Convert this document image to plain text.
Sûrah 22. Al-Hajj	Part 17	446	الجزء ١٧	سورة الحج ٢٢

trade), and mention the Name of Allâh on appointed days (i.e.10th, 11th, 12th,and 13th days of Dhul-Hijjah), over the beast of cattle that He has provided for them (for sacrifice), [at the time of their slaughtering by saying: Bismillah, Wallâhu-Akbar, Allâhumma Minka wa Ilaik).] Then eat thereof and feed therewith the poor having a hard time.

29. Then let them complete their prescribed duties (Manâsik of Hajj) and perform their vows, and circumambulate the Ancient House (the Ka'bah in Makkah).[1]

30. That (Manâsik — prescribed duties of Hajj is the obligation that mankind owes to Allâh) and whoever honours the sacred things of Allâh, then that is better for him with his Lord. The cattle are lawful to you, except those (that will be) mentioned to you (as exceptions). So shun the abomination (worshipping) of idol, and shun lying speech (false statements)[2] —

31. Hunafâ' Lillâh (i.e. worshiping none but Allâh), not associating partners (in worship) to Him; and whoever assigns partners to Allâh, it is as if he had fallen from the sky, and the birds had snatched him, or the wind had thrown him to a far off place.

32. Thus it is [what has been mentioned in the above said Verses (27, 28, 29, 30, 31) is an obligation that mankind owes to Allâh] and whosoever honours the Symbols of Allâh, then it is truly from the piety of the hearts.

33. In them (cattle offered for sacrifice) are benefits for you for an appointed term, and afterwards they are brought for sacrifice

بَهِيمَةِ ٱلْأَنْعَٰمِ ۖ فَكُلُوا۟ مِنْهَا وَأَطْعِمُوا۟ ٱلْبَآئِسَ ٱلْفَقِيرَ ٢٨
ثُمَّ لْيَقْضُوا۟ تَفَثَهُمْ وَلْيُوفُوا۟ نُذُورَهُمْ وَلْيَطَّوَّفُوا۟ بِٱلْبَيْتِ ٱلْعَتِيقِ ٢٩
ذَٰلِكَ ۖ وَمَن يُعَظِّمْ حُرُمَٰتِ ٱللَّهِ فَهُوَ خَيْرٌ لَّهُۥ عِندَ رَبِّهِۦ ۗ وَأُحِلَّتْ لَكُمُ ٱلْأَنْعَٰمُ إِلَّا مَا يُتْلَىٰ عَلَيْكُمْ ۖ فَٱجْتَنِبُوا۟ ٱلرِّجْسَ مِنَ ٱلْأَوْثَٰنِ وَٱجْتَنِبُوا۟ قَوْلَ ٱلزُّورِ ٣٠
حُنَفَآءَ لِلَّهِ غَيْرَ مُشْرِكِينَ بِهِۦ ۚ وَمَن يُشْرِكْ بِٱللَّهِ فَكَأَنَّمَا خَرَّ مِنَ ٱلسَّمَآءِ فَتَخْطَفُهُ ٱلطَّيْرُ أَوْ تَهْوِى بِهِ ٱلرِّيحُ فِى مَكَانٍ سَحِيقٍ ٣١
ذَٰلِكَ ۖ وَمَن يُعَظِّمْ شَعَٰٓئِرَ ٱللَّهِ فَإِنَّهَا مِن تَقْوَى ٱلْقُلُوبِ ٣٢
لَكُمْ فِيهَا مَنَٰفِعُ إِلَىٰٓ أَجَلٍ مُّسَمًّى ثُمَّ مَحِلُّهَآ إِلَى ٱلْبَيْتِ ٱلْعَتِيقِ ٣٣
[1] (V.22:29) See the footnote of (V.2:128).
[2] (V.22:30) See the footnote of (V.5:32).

+ + + + +

Look through the entries above and report each line where the string "that" occurs.

:: Output of the exercise ::
trade), and mention the Name of Allâh on appointed days (i.e.10th, 11th, 12th,and 13th days of Dhul-Hijjah), over the beast of cattle that He has provided for them (for sacrifice), [at the time of their slaughtering by saying: Bismillah, Wallâhu-Akbar, Allâhumma Minka wa Ilaik).] Then eat thereof and feed therewith the poor having a hard time.
30. That (Manâsik — prescribed duties of Hajj is the obligation that mankind owes to Allâh) and whoever honours the sacred things of Allâh, then that is better for him with his Lord. The cattle are lawful to you, except those (that will be) mentioned to you (as exceptions). So shun the abomination (worshipping) of idol, and shun lying speech (false statements)[2] —
32. Thus it is [what has been mentioned in the above said Verses (27, 28, 29, 30, 31) is an obligation that mankind owes to Allâh] and whosoever honours the Symbols of Allâh, then it is truly from the piety of the hearts.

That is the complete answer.